Retype the records below word for word and omit any image.

Data extract —
- - - -

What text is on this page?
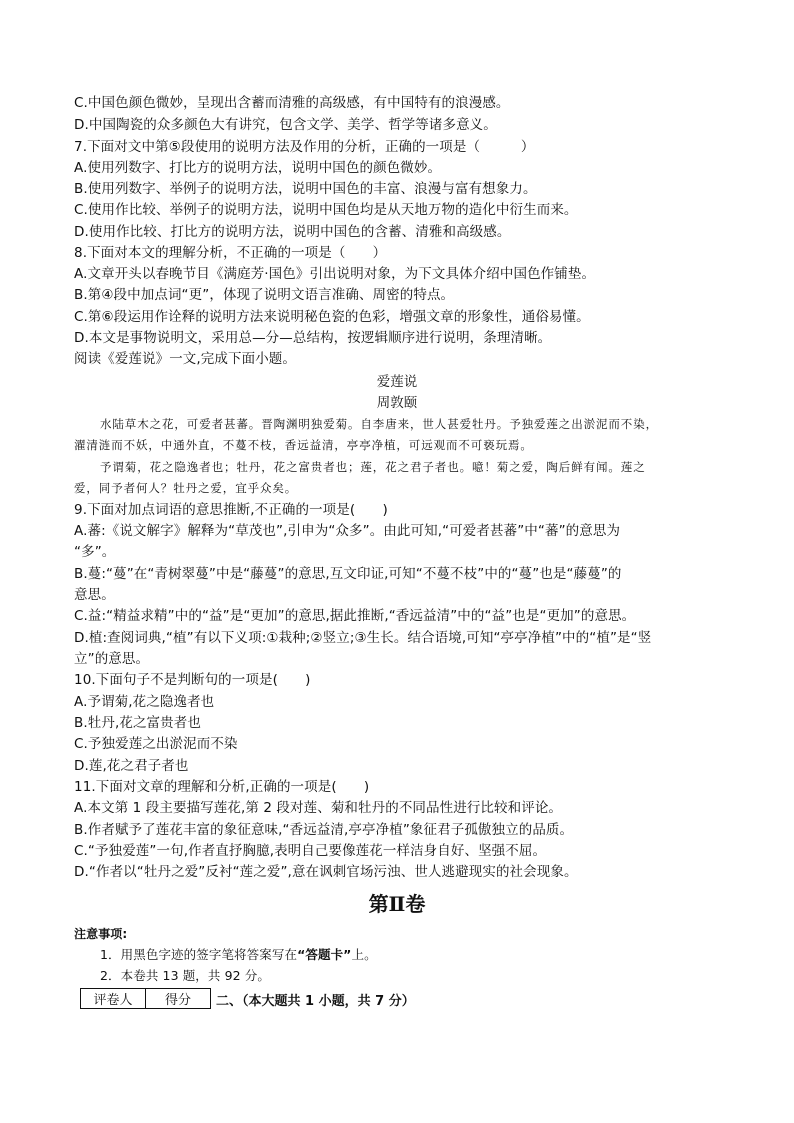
C.中国色颜色微妙，呈现出含蓄而清雅的高级感，有中国特有的浪漫感。
D.中国陶瓷的众多颜色大有讲究，包含文学、美学、哲学等诸多意义。
7.下面对文中第⑤段使用的说明方法及作用的分析，正确的一项是（　　　）
A.使用列数字、打比方的说明方法，说明中国色的颜色微妙。
B.使用列数字、举例子的说明方法，说明中国色的丰富、浪漫与富有想象力。
C.使用作比较、举例子的说明方法，说明中国色均是从天地万物的造化中衍生而来。
D.使用作比较、打比方的说明方法，说明中国色的含蓄、清雅和高级感。
8.下面对本文的理解分析，不正确的一项是（　　）
A.文章开头以春晚节目《满庭芳·国色》引出说明对象，为下文具体介绍中国色作铺垫。
B.第④段中加点词“更”，体现了说明文语言准确、周密的特点。
C.第⑥段运用作诠释的说明方法来说明秘色瓷的色彩，增强文章的形象性，通俗易懂。
D.本文是事物说明文，采用总—分—总结构，按逻辑顺序进行说明，条理清晰。
阅读《爱莲说》一文,完成下面小题。
爱莲说
周敦颐
水陆草木之花，可爱者甚蕃。晋陶渊明独爱菊。自李唐来，世人甚爱牡丹。予独爱莲之出淤泥而不染，
濯清涟而不妖，中通外直，不蔓不枝，香远益清，亭亭净植，可远观而不可亵玩焉。
予谓菊，花之隐逸者也；牡丹，花之富贵者也；莲，花之君子者也。噫！菊之爱，陶后鲜有闻。莲之
爱，同予者何人？牡丹之爱，宜乎众矣。
9.下面对加点词语的意思推断,不正确的一项是(　　)
A.蕃:《说文解字》解释为“草茂也”,引申为“众多”。由此可知,“可爱者甚蕃”中“蕃”的意思为
“多”。
B.蔓:“蔓”在“青树翠蔓”中是“藤蔓”的意思,互文印证,可知“不蔓不枝”中的“蔓”也是“藤蔓”的
意思。
C.益:“精益求精”中的“益”是“更加”的意思,据此推断,“香远益清”中的“益”也是“更加”的意思。
D.植:查阅词典,“植”有以下义项:①栽种;②竖立;③生长。结合语境,可知“亭亭净植”中的“植”是“竖
立”的意思。
10.下面句子不是判断句的一项是(　　)
A.予谓菊,花之隐逸者也
B.牡丹,花之富贵者也
C.予独爱莲之出淤泥而不染
D.莲,花之君子者也
11.下面对文章的理解和分析,正确的一项是(　　)
A.本文第 1 段主要描写莲花,第 2 段对莲、菊和牡丹的不同品性进行比较和评论。
B.作者赋予了莲花丰富的象征意味,“香远益清,亭亭净植”象征君子孤傲独立的品质。
C.“予独爱莲”一句,作者直抒胸臆,表明自己要像莲花一样洁身自好、坚强不屈。
D.“作者以“牡丹之爱”反衬“莲之爱”,意在讽刺官场污浊、世人逃避现实的社会现象。
第Ⅱ卷
注意事项:
1．用黑色字迹的签字笔将答案写在“答题卡”上。
2．本卷共 13 题，共 92 分。
评卷人	得分 二、（本大题共 1 小题，共 7 分）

- - - -

Correct response —
What text is on this page?
C.中国色颜色微妙，呈现出含蓄而清雅的高级感，有中国特有的浪漫感。
D.中国陶瓷的众多颜色大有讲究，包含文学、美学、哲学等诸多意义。
7.下面对文中第⑤段使用的说明方法及作用的分析，正确的一项是（　　　）
A.使用列数字、打比方的说明方法，说明中国色的颜色微妙。
B.使用列数字、举例子的说明方法，说明中国色的丰富、浪漫与富有想象力。
C.使用作比较、举例子的说明方法，说明中国色均是从天地万物的造化中衍生而来。
D.使用作比较、打比方的说明方法，说明中国色的含蓄、清雅和高级感。
8.下面对本文的理解分析，不正确的一项是（　　）
A.文章开头以春晚节目《满庭芳·国色》引出说明对象，为下文具体介绍中国色作铺垫。
B.第④段中加点词“更”，体现了说明文语言准确、周密的特点。
C.第⑥段运用作诠释的说明方法来说明秘色瓷的色彩，增强文章的形象性，通俗易懂。
D.本文是事物说明文，采用总—分—总结构，按逻辑顺序进行说明，条理清晰。
阅读《爱莲说》一文,完成下面小题。
爱莲说
周敦颐
水陆草木之花，可爱者甚蕃。晋陶渊明独爱菊。自李唐来，世人甚爱牡丹。予独爱莲之出淤泥而不染，
濯清涟而不妖，中通外直，不蔓不枝，香远益清，亭亭净植，可远观而不可亵玩焉。
予谓菊，花之隐逸者也；牡丹，花之富贵者也；莲，花之君子者也。噫！菊之爱，陶后鲜有闻。莲之
爱，同予者何人？牡丹之爱，宜乎众矣。
9.下面对加点词语的意思推断,不正确的一项是(　　)
A.蕃:《说文解字》解释为“草茂也”,引申为“众多”。由此可知,“可爱者甚蕃”中“蕃”的意思为
“多”。
B.蔓:“蔓”在“青树翠蔓”中是“藤蔓”的意思,互文印证,可知“不蔓不枝”中的“蔓”也是“藤蔓”的
意思。
C.益:“精益求精”中的“益”是“更加”的意思,据此推断,“香远益清”中的“益”也是“更加”的意思。
D.植:查阅词典,“植”有以下义项:①栽种;②竖立;③生长。结合语境,可知“亭亭净植”中的“植”是“竖
立”的意思。
10.下面句子不是判断句的一项是(　　)
A.予谓菊,花之隐逸者也
B.牡丹,花之富贵者也
C.予独爱莲之出淤泥而不染
D.莲,花之君子者也
11.下面对文章的理解和分析,正确的一项是(　　)
A.本文第 1 段主要描写莲花,第 2 段对莲、菊和牡丹的不同品性进行比较和评论。
B.作者赋予了莲花丰富的象征意味,“香远益清,亭亭净植”象征君子孤傲独立的品质。
C.“予独爱莲”一句,作者直抒胸臆,表明自己要像莲花一样洁身自好、坚强不屈。
D.“作者以“牡丹之爱”反衬“莲之爱”,意在讽刺官场污浊、世人逃避现实的社会现象。
第Ⅱ卷
注意事项:
1．用黑色字迹的签字笔将答案写在“答题卡”上。
2．本卷共 13 题，共 92 分。
评卷人	得分 二、（本大题共 1 小题，共 7 分）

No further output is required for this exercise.